-- Raw records --
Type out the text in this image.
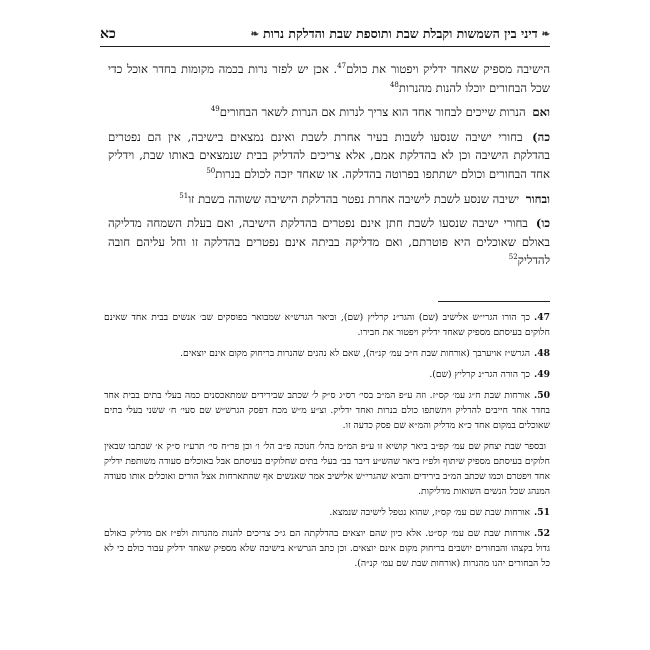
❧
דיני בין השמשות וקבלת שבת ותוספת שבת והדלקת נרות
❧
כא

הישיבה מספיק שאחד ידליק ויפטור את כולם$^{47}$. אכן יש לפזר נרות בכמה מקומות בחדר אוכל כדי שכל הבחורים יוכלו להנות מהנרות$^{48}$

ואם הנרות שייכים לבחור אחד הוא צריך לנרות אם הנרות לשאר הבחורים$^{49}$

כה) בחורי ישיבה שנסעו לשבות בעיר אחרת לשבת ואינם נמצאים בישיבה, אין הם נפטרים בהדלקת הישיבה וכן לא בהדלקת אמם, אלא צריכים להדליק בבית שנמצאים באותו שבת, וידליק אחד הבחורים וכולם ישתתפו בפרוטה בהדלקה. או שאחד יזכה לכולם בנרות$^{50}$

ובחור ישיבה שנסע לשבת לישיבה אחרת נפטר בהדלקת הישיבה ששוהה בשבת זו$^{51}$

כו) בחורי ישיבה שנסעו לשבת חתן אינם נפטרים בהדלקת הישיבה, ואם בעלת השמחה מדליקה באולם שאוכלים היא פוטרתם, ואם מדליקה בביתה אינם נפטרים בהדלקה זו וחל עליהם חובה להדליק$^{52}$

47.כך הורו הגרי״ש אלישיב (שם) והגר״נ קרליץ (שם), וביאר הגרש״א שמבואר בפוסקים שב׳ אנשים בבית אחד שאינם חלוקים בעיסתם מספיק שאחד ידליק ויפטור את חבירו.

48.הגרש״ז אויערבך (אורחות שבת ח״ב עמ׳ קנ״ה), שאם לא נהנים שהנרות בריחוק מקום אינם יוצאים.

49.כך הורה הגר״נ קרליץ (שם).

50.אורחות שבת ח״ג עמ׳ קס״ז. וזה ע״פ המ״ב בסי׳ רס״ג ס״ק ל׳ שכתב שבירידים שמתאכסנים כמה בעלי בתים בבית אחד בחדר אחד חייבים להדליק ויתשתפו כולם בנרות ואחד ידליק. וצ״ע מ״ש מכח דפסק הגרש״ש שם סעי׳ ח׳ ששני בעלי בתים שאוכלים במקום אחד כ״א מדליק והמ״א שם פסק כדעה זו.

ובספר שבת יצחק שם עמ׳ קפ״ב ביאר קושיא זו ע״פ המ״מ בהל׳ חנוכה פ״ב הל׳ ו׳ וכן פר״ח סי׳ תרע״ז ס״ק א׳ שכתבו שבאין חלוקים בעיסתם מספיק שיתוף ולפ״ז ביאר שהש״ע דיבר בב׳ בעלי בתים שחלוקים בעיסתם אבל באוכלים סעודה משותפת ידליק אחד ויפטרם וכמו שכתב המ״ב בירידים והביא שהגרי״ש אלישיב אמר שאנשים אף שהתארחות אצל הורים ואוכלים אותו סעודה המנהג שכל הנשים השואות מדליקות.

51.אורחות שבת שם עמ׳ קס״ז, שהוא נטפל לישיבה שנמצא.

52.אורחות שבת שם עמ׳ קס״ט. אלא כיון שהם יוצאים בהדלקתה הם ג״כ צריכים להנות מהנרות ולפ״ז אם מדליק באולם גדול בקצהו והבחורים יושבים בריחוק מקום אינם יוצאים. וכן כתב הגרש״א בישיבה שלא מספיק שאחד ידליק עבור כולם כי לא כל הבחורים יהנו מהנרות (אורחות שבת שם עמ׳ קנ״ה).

* * *

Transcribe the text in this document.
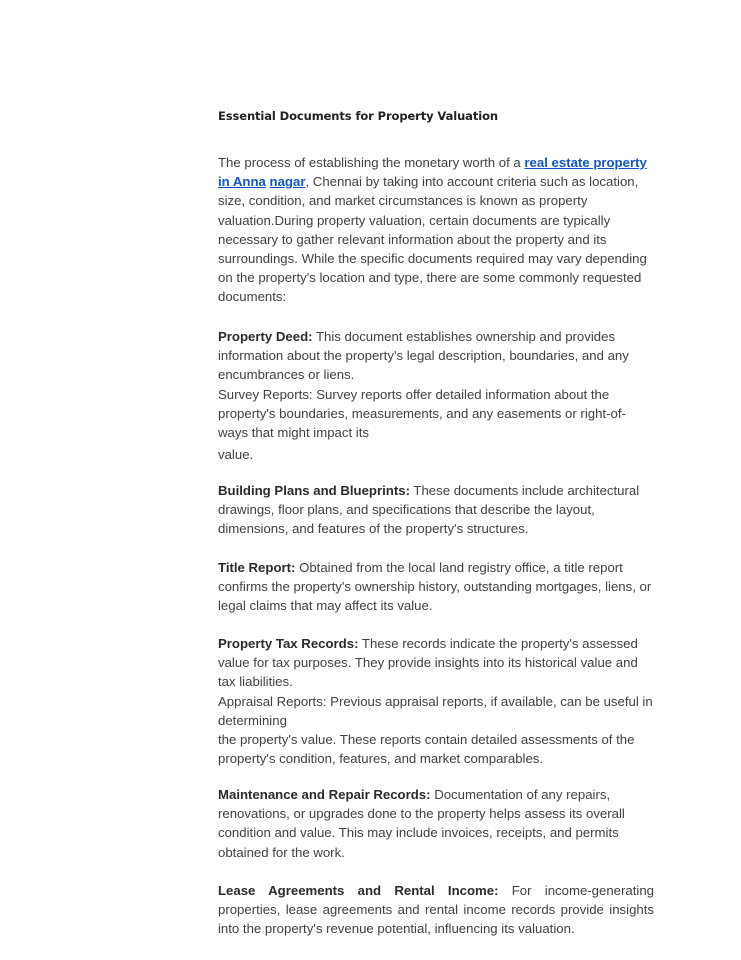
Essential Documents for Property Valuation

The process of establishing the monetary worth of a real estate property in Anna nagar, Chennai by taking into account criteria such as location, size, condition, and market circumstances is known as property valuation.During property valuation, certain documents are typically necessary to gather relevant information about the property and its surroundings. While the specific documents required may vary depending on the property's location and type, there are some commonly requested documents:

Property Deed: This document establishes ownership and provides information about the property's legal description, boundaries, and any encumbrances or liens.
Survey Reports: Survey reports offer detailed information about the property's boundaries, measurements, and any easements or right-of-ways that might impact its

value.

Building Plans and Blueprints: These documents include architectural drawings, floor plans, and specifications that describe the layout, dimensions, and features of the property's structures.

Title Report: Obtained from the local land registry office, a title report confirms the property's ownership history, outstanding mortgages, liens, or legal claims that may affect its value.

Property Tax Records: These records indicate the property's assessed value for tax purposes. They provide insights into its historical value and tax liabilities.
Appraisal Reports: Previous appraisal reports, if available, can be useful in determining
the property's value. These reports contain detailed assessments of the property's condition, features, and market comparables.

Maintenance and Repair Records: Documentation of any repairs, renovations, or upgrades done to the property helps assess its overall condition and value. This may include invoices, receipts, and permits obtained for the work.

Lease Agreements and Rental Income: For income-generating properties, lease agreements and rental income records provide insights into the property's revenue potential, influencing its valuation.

-- What the task requires --
Give the number of lines above in which the word "features" occurs, with nothing else.

-- Output --
2